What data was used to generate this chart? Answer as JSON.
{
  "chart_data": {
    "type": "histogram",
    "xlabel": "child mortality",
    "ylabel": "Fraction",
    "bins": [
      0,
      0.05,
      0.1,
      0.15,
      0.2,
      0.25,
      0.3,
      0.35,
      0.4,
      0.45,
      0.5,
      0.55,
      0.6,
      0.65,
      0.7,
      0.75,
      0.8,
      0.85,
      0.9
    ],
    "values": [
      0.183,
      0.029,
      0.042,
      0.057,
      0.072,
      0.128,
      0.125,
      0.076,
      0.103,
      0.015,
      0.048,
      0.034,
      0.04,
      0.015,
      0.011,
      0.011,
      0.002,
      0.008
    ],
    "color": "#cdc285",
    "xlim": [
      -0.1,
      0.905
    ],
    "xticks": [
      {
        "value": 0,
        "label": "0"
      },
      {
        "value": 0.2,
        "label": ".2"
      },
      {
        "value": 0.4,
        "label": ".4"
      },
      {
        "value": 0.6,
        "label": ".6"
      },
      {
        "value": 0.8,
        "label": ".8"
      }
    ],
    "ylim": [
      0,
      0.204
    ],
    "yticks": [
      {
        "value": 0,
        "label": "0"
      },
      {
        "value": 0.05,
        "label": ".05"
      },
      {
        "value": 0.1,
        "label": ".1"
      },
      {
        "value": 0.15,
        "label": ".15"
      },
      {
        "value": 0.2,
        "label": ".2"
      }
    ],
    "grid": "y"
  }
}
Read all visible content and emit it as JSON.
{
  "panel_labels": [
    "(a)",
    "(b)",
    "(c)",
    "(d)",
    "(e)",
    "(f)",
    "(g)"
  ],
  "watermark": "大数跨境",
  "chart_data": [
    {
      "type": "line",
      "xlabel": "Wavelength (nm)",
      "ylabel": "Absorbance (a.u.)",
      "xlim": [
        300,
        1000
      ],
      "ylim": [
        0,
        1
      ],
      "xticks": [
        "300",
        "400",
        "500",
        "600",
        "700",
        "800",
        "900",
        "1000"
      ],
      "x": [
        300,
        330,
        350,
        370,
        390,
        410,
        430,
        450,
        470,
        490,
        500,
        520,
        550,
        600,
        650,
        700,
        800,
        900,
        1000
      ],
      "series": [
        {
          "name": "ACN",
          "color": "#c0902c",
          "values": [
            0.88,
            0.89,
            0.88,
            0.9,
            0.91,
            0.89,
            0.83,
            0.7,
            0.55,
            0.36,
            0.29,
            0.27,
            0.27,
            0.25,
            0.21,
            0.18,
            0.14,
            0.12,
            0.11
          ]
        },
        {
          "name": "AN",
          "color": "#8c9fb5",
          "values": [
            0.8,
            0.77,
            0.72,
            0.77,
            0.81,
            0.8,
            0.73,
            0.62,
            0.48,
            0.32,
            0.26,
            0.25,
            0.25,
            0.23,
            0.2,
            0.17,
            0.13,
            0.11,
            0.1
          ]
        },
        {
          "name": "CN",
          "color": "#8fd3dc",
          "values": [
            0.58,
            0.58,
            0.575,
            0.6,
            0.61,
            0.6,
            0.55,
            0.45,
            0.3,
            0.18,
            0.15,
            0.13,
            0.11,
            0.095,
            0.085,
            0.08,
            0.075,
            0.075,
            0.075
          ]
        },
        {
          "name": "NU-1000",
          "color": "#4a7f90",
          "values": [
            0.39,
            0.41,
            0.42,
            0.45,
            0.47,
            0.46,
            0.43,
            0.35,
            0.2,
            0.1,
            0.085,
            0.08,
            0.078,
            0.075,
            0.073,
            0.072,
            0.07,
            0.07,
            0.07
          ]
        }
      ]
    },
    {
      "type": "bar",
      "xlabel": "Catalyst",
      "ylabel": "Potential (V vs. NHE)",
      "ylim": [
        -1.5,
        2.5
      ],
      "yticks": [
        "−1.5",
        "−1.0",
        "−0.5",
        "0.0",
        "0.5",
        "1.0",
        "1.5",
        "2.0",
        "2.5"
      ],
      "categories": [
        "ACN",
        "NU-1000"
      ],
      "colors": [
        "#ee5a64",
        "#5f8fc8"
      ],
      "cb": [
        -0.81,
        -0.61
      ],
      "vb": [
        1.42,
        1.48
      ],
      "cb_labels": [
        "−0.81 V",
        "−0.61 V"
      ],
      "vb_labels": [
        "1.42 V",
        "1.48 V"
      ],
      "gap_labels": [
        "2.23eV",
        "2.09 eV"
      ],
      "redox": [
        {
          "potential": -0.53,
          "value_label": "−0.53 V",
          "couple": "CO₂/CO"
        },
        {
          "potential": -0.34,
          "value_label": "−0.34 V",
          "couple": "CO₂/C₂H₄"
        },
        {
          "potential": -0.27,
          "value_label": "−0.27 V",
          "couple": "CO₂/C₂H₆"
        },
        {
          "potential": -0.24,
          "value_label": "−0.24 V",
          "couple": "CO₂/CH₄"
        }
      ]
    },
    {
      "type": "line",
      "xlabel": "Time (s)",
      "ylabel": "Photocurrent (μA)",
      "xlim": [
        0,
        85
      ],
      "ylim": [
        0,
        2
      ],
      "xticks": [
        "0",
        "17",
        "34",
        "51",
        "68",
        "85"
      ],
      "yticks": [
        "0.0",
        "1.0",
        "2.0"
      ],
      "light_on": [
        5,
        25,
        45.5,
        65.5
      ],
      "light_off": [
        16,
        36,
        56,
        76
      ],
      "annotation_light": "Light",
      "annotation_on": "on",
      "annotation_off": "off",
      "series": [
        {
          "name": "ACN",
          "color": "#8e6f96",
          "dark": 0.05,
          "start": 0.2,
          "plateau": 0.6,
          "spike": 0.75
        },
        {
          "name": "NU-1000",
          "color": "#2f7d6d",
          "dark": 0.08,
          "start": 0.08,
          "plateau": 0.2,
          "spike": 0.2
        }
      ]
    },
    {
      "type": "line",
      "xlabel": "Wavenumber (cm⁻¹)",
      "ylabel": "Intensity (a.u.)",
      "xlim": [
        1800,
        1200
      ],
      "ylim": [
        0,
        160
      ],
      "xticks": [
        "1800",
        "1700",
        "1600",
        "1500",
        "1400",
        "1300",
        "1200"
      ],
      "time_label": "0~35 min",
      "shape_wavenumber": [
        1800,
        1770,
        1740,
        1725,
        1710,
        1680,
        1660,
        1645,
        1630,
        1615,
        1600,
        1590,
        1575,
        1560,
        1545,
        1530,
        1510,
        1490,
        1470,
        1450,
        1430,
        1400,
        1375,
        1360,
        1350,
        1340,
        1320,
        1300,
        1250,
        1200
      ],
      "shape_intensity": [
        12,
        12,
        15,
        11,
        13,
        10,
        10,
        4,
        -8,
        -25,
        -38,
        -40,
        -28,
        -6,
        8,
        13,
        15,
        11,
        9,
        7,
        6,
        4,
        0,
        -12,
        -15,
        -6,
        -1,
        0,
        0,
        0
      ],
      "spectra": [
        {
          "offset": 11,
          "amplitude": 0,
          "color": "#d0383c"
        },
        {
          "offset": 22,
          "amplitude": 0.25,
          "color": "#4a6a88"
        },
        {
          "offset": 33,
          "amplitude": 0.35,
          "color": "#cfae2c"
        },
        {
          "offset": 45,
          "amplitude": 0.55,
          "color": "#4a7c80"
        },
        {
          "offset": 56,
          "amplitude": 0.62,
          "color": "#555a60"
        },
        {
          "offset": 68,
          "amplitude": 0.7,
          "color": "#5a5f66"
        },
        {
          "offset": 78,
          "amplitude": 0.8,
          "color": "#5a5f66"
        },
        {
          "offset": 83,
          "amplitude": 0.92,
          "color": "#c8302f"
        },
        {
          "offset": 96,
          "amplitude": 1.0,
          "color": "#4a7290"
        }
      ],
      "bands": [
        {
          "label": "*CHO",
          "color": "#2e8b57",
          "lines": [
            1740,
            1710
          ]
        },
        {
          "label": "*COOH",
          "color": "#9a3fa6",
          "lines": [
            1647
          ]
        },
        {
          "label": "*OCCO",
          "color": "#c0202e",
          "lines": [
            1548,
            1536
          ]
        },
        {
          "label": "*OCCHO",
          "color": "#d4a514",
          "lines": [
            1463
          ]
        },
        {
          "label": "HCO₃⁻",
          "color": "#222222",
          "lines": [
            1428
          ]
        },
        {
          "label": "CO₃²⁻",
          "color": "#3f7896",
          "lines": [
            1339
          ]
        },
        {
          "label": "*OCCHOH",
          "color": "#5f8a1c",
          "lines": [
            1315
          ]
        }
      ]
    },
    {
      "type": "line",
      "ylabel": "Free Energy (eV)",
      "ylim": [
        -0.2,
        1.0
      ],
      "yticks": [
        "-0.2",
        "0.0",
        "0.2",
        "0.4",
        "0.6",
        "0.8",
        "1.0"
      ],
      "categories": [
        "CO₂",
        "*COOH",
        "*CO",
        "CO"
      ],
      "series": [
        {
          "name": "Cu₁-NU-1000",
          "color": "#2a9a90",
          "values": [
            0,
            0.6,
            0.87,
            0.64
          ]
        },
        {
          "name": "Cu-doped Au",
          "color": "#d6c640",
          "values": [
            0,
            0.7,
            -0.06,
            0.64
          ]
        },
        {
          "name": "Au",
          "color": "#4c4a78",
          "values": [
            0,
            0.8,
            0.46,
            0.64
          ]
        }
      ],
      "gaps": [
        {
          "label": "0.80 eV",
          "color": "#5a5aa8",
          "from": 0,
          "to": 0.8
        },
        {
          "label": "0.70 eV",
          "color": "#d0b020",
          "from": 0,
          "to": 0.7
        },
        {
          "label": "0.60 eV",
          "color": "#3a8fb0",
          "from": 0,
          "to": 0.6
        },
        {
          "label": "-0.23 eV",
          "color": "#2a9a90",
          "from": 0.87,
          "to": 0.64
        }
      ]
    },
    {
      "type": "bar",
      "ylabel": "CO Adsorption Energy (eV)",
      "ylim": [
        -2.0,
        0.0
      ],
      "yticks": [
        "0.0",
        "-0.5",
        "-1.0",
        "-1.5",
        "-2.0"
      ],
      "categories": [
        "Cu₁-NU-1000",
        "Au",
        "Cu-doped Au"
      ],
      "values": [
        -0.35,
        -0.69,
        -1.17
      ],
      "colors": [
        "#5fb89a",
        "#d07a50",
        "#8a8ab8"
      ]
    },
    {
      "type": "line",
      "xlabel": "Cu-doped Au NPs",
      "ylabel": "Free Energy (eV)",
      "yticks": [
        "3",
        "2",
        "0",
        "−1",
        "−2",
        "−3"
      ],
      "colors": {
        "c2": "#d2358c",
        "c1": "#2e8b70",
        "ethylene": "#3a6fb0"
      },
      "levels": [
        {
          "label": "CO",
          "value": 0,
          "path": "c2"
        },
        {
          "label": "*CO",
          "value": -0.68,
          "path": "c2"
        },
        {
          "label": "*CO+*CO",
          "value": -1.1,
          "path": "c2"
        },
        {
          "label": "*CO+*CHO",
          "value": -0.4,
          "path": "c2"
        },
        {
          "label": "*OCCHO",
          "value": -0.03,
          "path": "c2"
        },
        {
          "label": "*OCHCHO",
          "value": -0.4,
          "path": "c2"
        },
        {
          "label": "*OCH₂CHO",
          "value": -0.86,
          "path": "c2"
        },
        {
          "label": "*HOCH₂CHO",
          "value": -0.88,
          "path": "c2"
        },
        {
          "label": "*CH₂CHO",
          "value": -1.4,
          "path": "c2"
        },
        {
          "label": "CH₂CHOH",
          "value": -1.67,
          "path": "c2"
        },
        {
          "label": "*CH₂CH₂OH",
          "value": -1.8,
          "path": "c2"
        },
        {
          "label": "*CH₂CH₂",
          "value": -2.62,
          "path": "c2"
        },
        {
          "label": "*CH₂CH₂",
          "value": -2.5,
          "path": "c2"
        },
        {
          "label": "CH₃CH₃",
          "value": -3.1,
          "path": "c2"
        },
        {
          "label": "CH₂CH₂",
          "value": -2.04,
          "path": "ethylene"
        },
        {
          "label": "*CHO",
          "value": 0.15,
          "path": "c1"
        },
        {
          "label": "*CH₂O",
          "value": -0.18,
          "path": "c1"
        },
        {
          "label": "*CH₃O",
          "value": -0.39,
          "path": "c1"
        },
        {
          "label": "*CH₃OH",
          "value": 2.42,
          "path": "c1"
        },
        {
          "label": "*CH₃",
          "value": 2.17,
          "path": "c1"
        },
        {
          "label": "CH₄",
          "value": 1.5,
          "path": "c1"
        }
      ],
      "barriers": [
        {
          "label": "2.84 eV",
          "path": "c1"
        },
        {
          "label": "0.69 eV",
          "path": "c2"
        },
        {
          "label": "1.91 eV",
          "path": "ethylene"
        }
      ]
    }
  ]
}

[Exercise task]
Above are some records. Report the number of their lines that include "name", and add nothing else.

[The completed task]
9